- **What you need to do**
Extract the complete data exactly as given.

- **Entries shown**
* Start *

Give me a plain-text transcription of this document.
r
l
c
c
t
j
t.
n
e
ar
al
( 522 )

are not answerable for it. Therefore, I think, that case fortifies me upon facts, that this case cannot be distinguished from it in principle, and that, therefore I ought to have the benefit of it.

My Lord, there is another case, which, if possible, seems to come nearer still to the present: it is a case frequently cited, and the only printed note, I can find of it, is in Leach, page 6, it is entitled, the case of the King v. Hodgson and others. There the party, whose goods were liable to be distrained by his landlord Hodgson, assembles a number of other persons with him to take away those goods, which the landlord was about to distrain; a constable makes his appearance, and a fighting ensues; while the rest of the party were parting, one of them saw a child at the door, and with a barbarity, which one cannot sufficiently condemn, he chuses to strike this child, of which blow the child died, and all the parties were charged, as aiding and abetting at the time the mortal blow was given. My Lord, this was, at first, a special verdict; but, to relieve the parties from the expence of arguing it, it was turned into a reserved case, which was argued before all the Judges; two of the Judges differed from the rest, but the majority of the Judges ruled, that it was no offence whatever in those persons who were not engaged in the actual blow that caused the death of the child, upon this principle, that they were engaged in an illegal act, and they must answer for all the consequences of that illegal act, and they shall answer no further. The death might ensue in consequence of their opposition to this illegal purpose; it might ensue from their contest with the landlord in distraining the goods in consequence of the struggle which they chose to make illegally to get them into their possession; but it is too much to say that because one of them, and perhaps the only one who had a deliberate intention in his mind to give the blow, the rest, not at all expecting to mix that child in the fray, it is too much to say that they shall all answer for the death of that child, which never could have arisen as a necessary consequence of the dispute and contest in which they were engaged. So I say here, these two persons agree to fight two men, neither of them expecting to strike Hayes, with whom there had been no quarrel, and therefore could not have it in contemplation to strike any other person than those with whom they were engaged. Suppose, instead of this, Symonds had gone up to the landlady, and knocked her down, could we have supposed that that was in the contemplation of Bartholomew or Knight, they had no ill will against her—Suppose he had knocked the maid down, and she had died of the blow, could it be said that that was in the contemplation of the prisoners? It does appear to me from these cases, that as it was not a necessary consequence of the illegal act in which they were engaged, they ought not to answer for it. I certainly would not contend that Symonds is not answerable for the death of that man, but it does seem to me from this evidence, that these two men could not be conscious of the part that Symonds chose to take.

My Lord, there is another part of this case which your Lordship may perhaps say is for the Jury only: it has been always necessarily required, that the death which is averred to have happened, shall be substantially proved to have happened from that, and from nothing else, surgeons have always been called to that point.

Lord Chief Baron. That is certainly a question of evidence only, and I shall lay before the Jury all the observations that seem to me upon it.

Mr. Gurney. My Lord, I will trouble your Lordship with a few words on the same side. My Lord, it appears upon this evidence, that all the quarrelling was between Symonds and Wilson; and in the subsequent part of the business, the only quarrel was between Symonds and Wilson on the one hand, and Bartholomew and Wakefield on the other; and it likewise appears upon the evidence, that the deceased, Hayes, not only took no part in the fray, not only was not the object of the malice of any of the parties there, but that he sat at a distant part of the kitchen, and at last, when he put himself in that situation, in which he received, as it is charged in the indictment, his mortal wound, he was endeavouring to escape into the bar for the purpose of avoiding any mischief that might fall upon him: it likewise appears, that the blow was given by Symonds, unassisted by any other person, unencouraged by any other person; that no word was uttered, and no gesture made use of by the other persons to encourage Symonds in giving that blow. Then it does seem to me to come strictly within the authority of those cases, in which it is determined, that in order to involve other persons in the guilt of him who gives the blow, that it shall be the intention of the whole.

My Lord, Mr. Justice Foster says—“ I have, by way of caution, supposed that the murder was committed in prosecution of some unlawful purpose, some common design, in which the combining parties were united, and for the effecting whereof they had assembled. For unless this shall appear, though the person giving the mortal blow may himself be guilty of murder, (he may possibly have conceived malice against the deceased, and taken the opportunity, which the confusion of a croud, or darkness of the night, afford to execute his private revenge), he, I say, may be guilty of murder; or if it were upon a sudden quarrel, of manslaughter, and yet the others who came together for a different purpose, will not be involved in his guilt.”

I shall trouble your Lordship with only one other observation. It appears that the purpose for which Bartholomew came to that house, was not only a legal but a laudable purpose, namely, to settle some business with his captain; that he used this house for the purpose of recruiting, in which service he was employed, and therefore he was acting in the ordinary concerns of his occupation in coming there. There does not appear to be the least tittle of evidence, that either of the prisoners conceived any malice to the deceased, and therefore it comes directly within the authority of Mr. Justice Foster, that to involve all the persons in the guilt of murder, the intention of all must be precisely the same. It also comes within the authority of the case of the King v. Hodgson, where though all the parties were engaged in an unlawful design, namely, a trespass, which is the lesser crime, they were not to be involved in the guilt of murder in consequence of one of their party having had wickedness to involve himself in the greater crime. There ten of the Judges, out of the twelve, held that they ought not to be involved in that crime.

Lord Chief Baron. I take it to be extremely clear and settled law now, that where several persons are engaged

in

* End *

- **Correct answer**
Give me a plain-text transcription of this document.
r
l
c
c
t
j
t.
n
e
ar
al
( 522 )

are not answerable for it. Therefore, I think, that case fortifies me upon facts, that this case cannot be distinguished from it in principle, and that, therefore I ought to have the benefit of it.

My Lord, there is another case, which, if possible, seems to come nearer still to the present: it is a case frequently cited, and the only printed note, I can find of it, is in Leach, page 6, it is entitled, the case of the King v. Hodgson and others. There the party, whose goods were liable to be distrained by his landlord Hodgson, assembles a number of other persons with him to take away those goods, which the landlord was about to distrain; a constable makes his appearance, and a fighting ensues; while the rest of the party were parting, one of them saw a child at the door, and with a barbarity, which one cannot sufficiently condemn, he chuses to strike this child, of which blow the child died, and all the parties were charged, as aiding and abetting at the time the mortal blow was given. My Lord, this was, at first, a special verdict; but, to relieve the parties from the expence of arguing it, it was turned into a reserved case, which was argued before all the Judges; two of the Judges differed from the rest, but the majority of the Judges ruled, that it was no offence whatever in those persons who were not engaged in the actual blow that caused the death of the child, upon this principle, that they were engaged in an illegal act, and they must answer for all the consequences of that illegal act, and they shall answer no further. The death might ensue in consequence of their opposition to this illegal purpose; it might ensue from their contest with the landlord in distraining the goods in consequence of the struggle which they chose to make illegally to get them into their possession; but it is too much to say that because one of them, and perhaps the only one who had a deliberate intention in his mind to give the blow, the rest, not at all expecting to mix that child in the fray, it is too much to say that they shall all answer for the death of that child, which never could have arisen as a necessary consequence of the dispute and contest in which they were engaged. So I say here, these two persons agree to fight two men, neither of them expecting to strike Hayes, with whom there had been no quarrel, and therefore could not have it in contemplation to strike any other person than those with whom they were engaged. Suppose, instead of this, Symonds had gone up to the landlady, and knocked her down, could we have supposed that that was in the contemplation of Bartholomew or Knight, they had no ill will against her—Suppose he had knocked the maid down, and she had died of the blow, could it be said that that was in the contemplation of the prisoners? It does appear to me from these cases, that as it was not a necessary consequence of the illegal act in which they were engaged, they ought not to answer for it. I certainly would not contend that Symonds is not answerable for the death of that man, but it does seem to me from this evidence, that these two men could not be conscious of the part that Symonds chose to take.

My Lord, there is another part of this case which your Lordship may perhaps say is for the Jury only: it has been always necessarily required, that the death which is averred to have happened, shall be substantially proved to have happened from that, and from nothing else, surgeons have always been called to that point.

Lord Chief Baron. That is certainly a question of evidence only, and I shall lay before the Jury all the observations that seem to me upon it.

Mr. Gurney. My Lord, I will trouble your Lordship with a few words on the same side. My Lord, it appears upon this evidence, that all the quarrelling was between Symonds and Wilson; and in the subsequent part of the business, the only quarrel was between Symonds and Wilson on the one hand, and Bartholomew and Wakefield on the other; and it likewise appears upon the evidence, that the deceased, Hayes, not only took no part in the fray, not only was not the object of the malice of any of the parties there, but that he sat at a distant part of the kitchen, and at last, when he put himself in that situation, in which he received, as it is charged in the indictment, his mortal wound, he was endeavouring to escape into the bar for the purpose of avoiding any mischief that might fall upon him: it likewise appears, that the blow was given by Symonds, unassisted by any other person, unencouraged by any other person; that no word was uttered, and no gesture made use of by the other persons to encourage Symonds in giving that blow. Then it does seem to me to come strictly within the authority of those cases, in which it is determined, that in order to involve other persons in the guilt of him who gives the blow, that it shall be the intention of the whole.

My Lord, Mr. Justice Foster says—“ I have, by way of caution, supposed that the murder was committed in prosecution of some unlawful purpose, some common design, in which the combining parties were united, and for the effecting whereof they had assembled. For unless this shall appear, though the person giving the mortal blow may himself be guilty of murder, (he may possibly have conceived malice against the deceased, and taken the opportunity, which the confusion of a croud, or darkness of the night, afford to execute his private revenge), he, I say, may be guilty of murder; or if it were upon a sudden quarrel, of manslaughter, and yet the others who came together for a different purpose, will not be involved in his guilt.”

I shall trouble your Lordship with only one other observation. It appears that the purpose for which Bartholomew came to that house, was not only a legal but a laudable purpose, namely, to settle some business with his captain; that he used this house for the purpose of recruiting, in which service he was employed, and therefore he was acting in the ordinary concerns of his occupation in coming there. There does not appear to be the least tittle of evidence, that either of the prisoners conceived any malice to the deceased, and therefore it comes directly within the authority of Mr. Justice Foster, that to involve all the persons in the guilt of murder, the intention of all must be precisely the same. It also comes within the authority of the case of the King v. Hodgson, where though all the parties were engaged in an unlawful design, namely, a trespass, which is the lesser crime, they were not to be involved in the guilt of murder in consequence of one of their party having had wickedness to involve himself in the greater crime. There ten of the Judges, out of the twelve, held that they ought not to be involved in that crime.

Lord Chief Baron. I take it to be extremely clear and settled law now, that where several persons are engaged

in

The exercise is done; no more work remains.